*Instructions to follow*. Gather, from the listing beneath this task, every line holding the string "JSON".

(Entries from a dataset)
★ ★ ★ ★
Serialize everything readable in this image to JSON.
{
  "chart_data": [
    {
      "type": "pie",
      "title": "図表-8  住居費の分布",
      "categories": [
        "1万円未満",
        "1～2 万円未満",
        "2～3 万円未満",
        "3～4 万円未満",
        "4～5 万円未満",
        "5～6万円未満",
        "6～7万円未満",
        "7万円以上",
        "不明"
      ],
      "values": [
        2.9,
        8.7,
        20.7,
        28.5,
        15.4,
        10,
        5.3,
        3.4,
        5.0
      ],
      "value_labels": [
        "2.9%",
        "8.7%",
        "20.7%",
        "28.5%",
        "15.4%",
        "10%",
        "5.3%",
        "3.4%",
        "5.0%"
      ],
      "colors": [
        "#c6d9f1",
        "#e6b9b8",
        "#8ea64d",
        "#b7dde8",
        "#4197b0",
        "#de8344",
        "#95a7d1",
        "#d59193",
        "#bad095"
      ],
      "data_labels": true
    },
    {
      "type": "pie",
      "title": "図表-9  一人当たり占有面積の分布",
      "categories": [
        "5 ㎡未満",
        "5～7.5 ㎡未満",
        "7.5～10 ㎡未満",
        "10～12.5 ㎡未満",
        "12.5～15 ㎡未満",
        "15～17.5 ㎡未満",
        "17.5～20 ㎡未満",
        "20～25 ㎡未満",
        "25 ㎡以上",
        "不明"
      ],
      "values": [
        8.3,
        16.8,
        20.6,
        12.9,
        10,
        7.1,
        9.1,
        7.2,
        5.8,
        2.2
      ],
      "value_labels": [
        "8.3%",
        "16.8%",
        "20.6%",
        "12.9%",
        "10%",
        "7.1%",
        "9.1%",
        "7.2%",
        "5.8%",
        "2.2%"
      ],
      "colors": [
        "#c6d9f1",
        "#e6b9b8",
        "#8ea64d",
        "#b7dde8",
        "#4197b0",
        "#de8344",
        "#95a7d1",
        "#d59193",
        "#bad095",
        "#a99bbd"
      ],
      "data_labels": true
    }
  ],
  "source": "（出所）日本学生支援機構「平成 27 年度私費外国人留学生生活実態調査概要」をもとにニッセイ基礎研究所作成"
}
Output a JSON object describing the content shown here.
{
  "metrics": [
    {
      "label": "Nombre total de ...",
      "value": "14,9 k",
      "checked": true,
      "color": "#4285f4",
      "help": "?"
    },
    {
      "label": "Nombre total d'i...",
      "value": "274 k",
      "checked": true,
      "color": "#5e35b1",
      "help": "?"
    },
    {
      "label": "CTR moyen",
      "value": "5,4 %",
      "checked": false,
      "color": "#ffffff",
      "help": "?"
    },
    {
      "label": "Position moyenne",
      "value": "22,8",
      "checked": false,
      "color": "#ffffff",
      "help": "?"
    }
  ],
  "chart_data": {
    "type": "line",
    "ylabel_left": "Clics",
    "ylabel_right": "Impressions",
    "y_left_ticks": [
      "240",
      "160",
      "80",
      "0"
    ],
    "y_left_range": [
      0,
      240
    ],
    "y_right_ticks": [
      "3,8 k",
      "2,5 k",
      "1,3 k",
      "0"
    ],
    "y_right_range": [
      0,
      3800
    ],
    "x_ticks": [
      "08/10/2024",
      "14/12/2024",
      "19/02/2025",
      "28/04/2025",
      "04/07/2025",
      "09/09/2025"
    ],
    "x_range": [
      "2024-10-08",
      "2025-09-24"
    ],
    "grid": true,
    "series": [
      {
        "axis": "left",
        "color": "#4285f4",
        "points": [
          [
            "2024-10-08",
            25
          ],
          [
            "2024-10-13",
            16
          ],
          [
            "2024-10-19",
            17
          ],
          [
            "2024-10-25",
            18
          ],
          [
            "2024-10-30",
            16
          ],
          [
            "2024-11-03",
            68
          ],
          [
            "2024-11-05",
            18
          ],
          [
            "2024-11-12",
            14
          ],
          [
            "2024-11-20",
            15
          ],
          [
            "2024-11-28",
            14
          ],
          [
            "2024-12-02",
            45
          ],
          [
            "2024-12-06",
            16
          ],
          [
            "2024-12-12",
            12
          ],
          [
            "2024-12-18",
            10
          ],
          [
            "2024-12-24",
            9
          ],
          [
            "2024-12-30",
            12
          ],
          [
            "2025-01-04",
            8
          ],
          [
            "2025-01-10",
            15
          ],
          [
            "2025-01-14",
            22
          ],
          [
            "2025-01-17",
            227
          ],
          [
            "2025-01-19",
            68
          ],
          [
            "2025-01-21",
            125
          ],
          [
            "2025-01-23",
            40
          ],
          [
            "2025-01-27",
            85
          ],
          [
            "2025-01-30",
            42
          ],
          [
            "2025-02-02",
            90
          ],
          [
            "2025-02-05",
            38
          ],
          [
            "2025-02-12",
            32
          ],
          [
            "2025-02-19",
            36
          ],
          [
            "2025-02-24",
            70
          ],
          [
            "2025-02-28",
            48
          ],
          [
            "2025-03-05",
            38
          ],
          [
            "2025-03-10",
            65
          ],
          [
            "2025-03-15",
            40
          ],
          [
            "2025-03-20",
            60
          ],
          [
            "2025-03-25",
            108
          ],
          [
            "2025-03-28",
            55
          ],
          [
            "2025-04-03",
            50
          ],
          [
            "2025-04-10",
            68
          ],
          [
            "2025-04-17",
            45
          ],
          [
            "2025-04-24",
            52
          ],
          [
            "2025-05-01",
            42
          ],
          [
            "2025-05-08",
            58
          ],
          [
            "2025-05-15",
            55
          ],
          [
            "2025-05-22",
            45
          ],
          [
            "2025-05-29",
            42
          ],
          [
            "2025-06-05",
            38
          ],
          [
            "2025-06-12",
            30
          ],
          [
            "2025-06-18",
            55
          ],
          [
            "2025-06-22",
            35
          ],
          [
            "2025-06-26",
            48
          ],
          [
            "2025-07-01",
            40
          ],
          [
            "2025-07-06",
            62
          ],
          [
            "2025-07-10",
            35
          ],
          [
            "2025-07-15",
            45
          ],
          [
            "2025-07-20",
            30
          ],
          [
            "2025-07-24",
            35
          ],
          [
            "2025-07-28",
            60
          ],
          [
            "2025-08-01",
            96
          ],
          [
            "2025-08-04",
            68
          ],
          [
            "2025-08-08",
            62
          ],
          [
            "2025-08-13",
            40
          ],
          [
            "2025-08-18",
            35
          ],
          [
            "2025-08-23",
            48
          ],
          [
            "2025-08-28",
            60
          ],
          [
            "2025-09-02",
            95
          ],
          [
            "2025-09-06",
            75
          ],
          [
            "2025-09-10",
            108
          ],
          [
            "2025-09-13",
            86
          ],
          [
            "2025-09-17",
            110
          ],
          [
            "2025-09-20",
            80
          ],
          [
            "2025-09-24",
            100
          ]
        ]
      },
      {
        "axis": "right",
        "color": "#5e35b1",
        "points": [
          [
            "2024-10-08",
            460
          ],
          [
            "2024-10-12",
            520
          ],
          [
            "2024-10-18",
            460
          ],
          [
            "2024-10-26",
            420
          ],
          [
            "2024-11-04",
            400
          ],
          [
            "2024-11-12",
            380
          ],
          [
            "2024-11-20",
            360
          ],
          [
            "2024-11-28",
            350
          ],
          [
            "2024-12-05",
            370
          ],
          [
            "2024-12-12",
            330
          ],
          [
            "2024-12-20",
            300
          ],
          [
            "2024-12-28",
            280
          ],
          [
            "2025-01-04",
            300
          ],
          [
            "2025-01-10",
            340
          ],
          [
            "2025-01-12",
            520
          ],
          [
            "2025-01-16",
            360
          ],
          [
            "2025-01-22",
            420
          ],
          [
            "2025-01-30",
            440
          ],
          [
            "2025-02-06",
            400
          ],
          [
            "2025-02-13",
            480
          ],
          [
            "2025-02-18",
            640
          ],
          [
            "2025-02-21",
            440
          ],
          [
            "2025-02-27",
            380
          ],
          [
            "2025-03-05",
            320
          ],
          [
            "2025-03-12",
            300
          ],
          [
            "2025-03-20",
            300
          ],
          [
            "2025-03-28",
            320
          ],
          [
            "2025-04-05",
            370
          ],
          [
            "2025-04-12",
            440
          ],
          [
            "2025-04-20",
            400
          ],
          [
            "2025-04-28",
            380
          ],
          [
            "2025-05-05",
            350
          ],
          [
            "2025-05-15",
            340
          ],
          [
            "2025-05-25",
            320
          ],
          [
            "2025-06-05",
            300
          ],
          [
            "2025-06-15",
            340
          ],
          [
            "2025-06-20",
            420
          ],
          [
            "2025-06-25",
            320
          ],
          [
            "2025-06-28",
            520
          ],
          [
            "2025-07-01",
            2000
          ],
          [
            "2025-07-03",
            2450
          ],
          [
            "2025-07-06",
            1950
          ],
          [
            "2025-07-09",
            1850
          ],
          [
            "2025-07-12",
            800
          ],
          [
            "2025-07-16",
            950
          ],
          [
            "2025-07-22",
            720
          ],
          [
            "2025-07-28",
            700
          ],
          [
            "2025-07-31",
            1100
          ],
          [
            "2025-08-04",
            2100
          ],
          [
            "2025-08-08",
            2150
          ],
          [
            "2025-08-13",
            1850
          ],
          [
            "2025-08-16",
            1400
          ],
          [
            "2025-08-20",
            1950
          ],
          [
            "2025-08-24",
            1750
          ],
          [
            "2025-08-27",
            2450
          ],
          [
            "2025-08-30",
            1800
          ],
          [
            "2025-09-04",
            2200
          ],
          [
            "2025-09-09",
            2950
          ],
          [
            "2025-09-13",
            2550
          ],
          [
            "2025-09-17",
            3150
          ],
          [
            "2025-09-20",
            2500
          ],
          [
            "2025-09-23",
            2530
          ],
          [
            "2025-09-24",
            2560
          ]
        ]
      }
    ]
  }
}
★ ★ ★ ★
*Final result*.
Serialize everything readable in this image to JSON.
Output a JSON object describing the content shown here.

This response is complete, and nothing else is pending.